Dataset rows

● ● ●

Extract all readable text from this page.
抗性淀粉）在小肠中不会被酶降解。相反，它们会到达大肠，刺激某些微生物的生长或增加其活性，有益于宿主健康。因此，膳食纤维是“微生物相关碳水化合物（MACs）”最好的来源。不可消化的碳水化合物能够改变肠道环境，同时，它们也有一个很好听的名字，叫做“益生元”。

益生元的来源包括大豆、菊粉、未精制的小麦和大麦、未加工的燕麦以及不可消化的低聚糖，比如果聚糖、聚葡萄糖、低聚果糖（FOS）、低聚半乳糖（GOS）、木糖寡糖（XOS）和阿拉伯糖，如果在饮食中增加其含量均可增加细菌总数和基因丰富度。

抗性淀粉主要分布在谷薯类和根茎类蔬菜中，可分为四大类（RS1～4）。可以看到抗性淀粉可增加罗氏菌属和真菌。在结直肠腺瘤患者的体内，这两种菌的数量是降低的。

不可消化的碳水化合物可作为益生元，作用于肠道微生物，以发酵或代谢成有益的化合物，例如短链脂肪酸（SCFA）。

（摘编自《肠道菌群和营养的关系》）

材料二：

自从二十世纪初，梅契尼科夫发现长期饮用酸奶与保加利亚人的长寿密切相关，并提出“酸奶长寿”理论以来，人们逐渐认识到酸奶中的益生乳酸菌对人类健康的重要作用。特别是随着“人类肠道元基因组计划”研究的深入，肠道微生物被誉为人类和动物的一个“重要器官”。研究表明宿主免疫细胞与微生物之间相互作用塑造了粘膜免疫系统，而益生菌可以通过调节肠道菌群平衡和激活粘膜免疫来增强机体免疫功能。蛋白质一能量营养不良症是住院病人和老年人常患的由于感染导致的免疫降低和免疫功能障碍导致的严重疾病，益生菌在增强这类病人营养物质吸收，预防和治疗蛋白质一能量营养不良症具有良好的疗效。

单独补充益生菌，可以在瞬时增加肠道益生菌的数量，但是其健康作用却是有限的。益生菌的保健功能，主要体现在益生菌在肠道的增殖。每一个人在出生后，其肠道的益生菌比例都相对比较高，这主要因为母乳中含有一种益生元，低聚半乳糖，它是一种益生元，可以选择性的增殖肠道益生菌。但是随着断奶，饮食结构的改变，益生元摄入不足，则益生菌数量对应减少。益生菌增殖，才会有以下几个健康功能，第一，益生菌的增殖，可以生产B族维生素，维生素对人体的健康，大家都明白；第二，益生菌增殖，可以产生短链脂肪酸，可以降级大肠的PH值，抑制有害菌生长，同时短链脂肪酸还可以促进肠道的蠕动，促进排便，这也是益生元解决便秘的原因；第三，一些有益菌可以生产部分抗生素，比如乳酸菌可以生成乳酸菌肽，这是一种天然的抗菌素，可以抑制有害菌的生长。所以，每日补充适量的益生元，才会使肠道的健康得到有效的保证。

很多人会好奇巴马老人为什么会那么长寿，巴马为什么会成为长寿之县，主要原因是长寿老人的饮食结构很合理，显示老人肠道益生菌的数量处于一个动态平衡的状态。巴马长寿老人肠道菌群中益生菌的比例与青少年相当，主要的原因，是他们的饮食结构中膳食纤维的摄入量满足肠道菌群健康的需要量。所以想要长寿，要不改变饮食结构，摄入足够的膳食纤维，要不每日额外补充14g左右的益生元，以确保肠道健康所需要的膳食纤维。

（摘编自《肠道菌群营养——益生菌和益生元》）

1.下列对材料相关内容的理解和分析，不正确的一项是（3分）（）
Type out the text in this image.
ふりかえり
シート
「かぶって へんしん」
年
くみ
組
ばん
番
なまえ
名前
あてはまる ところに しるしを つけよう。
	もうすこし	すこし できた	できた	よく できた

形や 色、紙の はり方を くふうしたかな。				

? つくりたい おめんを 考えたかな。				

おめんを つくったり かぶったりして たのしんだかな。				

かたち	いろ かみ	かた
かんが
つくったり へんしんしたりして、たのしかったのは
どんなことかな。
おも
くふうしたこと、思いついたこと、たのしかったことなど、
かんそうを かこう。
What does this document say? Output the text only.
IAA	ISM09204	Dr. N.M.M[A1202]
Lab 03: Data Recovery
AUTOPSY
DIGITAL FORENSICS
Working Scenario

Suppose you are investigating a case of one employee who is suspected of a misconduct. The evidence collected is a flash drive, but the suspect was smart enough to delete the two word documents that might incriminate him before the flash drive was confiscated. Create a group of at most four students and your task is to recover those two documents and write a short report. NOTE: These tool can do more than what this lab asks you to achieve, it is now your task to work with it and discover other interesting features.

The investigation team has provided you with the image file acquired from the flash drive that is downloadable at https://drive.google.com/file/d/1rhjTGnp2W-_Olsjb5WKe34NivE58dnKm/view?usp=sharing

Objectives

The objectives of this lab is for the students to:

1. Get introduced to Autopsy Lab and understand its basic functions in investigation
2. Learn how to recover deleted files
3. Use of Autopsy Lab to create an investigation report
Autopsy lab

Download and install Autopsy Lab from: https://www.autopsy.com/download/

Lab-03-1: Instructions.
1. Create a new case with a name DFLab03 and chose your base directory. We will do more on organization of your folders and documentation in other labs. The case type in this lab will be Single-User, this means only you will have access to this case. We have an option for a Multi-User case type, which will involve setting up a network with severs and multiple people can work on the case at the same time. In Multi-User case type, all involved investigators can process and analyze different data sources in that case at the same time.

● ● ●

## EXERCISE GOAL:
Please quote the records above exactly, without skipping a line.

## OUTPUT FOR THIS EXERCISE:
Extract all readable text from this page.
抗性淀粉）在小肠中不会被酶降解。相反，它们会到达大肠，刺激某些微生物的生长或增加其活性，有益于宿主健康。因此，膳食纤维是“微生物相关碳水化合物（MACs）”最好的来源。不可消化的碳水化合物能够改变肠道环境，同时，它们也有一个很好听的名字，叫做“益生元”。

益生元的来源包括大豆、菊粉、未精制的小麦和大麦、未加工的燕麦以及不可消化的低聚糖，比如果聚糖、聚葡萄糖、低聚果糖（FOS）、低聚半乳糖（GOS）、木糖寡糖（XOS）和阿拉伯糖，如果在饮食中增加其含量均可增加细菌总数和基因丰富度。

抗性淀粉主要分布在谷薯类和根茎类蔬菜中，可分为四大类（RS1～4）。可以看到抗性淀粉可增加罗氏菌属和真菌。在结直肠腺瘤患者的体内，这两种菌的数量是降低的。

不可消化的碳水化合物可作为益生元，作用于肠道微生物，以发酵或代谢成有益的化合物，例如短链脂肪酸（SCFA）。

（摘编自《肠道菌群和营养的关系》）

材料二：

自从二十世纪初，梅契尼科夫发现长期饮用酸奶与保加利亚人的长寿密切相关，并提出“酸奶长寿”理论以来，人们逐渐认识到酸奶中的益生乳酸菌对人类健康的重要作用。特别是随着“人类肠道元基因组计划”研究的深入，肠道微生物被誉为人类和动物的一个“重要器官”。研究表明宿主免疫细胞与微生物之间相互作用塑造了粘膜免疫系统，而益生菌可以通过调节肠道菌群平衡和激活粘膜免疫来增强机体免疫功能。蛋白质一能量营养不良症是住院病人和老年人常患的由于感染导致的免疫降低和免疫功能障碍导致的严重疾病，益生菌在增强这类病人营养物质吸收，预防和治疗蛋白质一能量营养不良症具有良好的疗效。

单独补充益生菌，可以在瞬时增加肠道益生菌的数量，但是其健康作用却是有限的。益生菌的保健功能，主要体现在益生菌在肠道的增殖。每一个人在出生后，其肠道的益生菌比例都相对比较高，这主要因为母乳中含有一种益生元，低聚半乳糖，它是一种益生元，可以选择性的增殖肠道益生菌。但是随着断奶，饮食结构的改变，益生元摄入不足，则益生菌数量对应减少。益生菌增殖，才会有以下几个健康功能，第一，益生菌的增殖，可以生产B族维生素，维生素对人体的健康，大家都明白；第二，益生菌增殖，可以产生短链脂肪酸，可以降级大肠的PH值，抑制有害菌生长，同时短链脂肪酸还可以促进肠道的蠕动，促进排便，这也是益生元解决便秘的原因；第三，一些有益菌可以生产部分抗生素，比如乳酸菌可以生成乳酸菌肽，这是一种天然的抗菌素，可以抑制有害菌的生长。所以，每日补充适量的益生元，才会使肠道的健康得到有效的保证。

很多人会好奇巴马老人为什么会那么长寿，巴马为什么会成为长寿之县，主要原因是长寿老人的饮食结构很合理，显示老人肠道益生菌的数量处于一个动态平衡的状态。巴马长寿老人肠道菌群中益生菌的比例与青少年相当，主要的原因，是他们的饮食结构中膳食纤维的摄入量满足肠道菌群健康的需要量。所以想要长寿，要不改变饮食结构，摄入足够的膳食纤维，要不每日额外补充14g左右的益生元，以确保肠道健康所需要的膳食纤维。

（摘编自《肠道菌群营养——益生菌和益生元》）

1.下列对材料相关内容的理解和分析，不正确的一项是（3分）（）
Type out the text in this image.
ふりかえり
シート
「かぶって へんしん」
年
くみ
組
ばん
番
なまえ
名前
あてはまる ところに しるしを つけよう。
	もうすこし	すこし できた	できた	よく できた

形や 色、紙の はり方を くふうしたかな。				

? つくりたい おめんを 考えたかな。				

おめんを つくったり かぶったりして たのしんだかな。				

かたち	いろ かみ	かた
かんが
つくったり へんしんしたりして、たのしかったのは
どんなことかな。
おも
くふうしたこと、思いついたこと、たのしかったことなど、
かんそうを かこう。
What does this document say? Output the text only.
IAA	ISM09204	Dr. N.M.M[A1202]
Lab 03: Data Recovery
AUTOPSY
DIGITAL FORENSICS
Working Scenario

Suppose you are investigating a case of one employee who is suspected of a misconduct. The evidence collected is a flash drive, but the suspect was smart enough to delete the two word documents that might incriminate him before the flash drive was confiscated. Create a group of at most four students and your task is to recover those two documents and write a short report. NOTE: These tool can do more than what this lab asks you to achieve, it is now your task to work with it and discover other interesting features.

The investigation team has provided you with the image file acquired from the flash drive that is downloadable at https://drive.google.com/file/d/1rhjTGnp2W-_Olsjb5WKe34NivE58dnKm/view?usp=sharing

Objectives

The objectives of this lab is for the students to:

1. Get introduced to Autopsy Lab and understand its basic functions in investigation
2. Learn how to recover deleted files
3. Use of Autopsy Lab to create an investigation report
Autopsy lab

Download and install Autopsy Lab from: https://www.autopsy.com/download/

Lab-03-1: Instructions.
1. Create a new case with a name DFLab03 and chose your base directory. We will do more on organization of your folders and documentation in other labs. The case type in this lab will be Single-User, this means only you will have access to this case. We have an option for a Multi-User case type, which will involve setting up a network with severs and multiple people can work on the case at the same time. In Multi-User case type, all involved investigators can process and analyze different data sources in that case at the same time.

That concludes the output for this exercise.